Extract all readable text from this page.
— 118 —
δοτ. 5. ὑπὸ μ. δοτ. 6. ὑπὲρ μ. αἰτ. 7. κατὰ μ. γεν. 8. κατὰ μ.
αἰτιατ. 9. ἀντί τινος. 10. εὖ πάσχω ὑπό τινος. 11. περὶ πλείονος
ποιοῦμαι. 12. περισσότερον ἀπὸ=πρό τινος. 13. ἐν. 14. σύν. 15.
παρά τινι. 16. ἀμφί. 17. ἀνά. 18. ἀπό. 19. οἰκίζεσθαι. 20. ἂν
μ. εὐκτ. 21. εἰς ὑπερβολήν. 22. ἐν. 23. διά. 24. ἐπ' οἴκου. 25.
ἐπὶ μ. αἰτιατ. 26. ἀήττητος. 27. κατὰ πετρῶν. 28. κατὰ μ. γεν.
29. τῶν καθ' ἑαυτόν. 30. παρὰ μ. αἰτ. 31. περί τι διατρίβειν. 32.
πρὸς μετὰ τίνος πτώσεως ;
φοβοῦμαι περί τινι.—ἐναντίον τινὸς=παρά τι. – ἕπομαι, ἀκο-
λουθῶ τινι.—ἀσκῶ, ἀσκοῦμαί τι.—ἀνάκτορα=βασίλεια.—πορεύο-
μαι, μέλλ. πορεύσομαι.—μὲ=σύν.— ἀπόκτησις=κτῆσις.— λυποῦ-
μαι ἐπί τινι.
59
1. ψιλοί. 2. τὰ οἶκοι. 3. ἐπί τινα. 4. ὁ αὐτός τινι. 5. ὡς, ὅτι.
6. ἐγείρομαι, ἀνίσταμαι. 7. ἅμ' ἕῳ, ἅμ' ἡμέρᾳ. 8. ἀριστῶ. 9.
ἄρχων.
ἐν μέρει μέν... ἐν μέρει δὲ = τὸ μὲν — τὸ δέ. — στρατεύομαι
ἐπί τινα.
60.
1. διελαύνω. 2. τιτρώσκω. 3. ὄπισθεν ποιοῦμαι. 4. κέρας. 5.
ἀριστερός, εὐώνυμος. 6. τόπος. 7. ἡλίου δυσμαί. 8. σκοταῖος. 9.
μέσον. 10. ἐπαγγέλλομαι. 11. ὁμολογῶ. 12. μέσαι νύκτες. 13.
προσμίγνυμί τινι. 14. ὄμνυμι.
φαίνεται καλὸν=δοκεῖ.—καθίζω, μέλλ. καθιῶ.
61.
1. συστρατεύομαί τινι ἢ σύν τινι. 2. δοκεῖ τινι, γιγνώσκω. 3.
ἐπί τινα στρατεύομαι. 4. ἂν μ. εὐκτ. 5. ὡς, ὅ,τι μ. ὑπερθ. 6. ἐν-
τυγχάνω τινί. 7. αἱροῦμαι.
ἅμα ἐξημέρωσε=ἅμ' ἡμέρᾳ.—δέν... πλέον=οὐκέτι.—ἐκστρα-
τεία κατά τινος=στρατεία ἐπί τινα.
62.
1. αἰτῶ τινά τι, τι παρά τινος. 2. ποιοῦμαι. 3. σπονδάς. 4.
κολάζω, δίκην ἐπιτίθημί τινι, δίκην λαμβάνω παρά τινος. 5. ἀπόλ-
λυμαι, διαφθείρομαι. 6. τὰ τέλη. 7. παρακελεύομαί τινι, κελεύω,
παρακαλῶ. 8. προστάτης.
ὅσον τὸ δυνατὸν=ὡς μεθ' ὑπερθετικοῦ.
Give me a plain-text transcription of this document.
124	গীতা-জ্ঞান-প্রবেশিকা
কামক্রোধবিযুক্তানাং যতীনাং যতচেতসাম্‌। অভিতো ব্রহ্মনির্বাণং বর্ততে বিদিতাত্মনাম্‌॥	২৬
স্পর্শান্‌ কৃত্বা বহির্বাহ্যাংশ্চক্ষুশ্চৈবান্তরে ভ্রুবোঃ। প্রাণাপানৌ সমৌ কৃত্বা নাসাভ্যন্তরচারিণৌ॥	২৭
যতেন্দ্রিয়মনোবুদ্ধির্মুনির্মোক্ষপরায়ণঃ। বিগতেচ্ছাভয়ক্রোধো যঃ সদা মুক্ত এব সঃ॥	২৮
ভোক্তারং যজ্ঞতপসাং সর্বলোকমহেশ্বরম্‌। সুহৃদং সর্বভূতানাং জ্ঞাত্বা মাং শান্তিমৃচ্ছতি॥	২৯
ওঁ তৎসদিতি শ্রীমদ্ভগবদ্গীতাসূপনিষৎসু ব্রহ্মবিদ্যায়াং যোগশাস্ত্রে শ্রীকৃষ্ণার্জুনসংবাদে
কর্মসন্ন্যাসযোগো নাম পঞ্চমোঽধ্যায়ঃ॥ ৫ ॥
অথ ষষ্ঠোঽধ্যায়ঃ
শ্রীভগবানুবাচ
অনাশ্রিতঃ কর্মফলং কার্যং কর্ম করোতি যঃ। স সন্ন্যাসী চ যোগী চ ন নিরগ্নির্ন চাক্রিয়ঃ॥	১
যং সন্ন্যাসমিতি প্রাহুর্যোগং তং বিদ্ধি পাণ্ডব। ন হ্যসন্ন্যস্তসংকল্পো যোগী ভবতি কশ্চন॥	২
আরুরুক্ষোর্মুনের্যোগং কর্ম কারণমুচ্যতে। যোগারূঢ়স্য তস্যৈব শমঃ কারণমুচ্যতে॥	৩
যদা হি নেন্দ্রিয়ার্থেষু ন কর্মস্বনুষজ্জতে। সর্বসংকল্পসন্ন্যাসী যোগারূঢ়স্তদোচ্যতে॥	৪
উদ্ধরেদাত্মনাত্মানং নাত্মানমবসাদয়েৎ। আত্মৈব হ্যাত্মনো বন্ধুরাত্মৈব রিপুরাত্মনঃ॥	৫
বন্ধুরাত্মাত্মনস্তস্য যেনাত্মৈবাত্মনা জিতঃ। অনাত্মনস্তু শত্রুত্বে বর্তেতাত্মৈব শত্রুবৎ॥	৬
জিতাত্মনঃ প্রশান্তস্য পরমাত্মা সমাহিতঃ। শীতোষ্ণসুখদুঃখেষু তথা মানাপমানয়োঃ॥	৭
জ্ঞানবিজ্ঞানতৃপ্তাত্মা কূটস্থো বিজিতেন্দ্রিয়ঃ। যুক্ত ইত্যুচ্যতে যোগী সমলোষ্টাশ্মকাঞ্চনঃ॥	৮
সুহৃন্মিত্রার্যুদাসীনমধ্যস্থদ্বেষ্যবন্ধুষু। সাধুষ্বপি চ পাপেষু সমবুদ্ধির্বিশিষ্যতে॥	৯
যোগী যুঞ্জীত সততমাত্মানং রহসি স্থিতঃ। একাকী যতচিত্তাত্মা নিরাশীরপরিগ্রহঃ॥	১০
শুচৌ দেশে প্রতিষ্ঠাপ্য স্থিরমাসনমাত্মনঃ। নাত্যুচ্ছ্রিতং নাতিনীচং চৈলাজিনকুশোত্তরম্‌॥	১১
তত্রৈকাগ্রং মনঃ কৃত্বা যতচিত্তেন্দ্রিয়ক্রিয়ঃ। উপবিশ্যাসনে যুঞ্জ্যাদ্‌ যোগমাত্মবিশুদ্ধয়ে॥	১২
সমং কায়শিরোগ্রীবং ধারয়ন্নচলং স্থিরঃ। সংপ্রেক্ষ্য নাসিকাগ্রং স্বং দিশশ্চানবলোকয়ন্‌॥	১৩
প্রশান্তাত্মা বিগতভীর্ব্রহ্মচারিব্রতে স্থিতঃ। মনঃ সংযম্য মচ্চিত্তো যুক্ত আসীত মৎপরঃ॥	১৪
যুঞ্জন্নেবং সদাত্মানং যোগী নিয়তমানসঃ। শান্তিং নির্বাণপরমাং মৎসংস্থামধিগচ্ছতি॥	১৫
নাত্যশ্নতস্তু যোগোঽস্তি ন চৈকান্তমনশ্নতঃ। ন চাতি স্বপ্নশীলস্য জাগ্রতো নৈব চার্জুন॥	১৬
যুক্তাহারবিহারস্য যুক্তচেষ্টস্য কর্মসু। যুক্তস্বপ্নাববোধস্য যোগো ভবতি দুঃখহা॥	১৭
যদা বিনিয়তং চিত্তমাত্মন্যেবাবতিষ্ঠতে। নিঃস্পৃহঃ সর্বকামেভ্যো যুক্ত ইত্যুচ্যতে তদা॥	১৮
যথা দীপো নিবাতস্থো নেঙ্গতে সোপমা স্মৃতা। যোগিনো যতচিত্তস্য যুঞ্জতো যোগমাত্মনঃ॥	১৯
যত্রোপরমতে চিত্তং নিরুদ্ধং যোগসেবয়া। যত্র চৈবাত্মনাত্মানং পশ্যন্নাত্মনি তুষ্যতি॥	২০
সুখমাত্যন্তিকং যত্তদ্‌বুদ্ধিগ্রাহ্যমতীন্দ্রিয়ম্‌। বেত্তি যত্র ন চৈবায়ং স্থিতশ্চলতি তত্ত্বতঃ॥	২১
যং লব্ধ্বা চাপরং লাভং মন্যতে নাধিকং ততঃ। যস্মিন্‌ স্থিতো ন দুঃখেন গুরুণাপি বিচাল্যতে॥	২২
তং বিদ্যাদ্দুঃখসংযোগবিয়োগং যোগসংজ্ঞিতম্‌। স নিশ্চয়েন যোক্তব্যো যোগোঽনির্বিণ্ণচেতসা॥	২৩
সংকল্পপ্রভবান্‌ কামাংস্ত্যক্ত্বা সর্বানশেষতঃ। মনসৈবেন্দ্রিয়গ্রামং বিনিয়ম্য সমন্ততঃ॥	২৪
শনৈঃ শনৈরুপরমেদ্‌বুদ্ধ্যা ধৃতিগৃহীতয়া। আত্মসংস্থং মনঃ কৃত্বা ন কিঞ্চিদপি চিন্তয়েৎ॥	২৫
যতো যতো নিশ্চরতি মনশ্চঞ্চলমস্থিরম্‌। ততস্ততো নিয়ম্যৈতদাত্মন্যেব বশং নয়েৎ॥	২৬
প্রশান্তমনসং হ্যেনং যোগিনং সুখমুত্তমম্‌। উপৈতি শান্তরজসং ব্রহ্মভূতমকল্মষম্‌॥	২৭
........
**Your instructions**:
Filter for "αἰτιατ". Return all lines that hold it.

**Solution for this task**:
αἰτιατ. 9. ἀντί τινος. 10. εὖ πάσχω ὑπό τινος. 11. περὶ πλείονος
ἐπὶ μ. αἰτιατ. 26. ἀήττητος. 27. κατὰ πετρῶν. 28. κατὰ μ. γεν.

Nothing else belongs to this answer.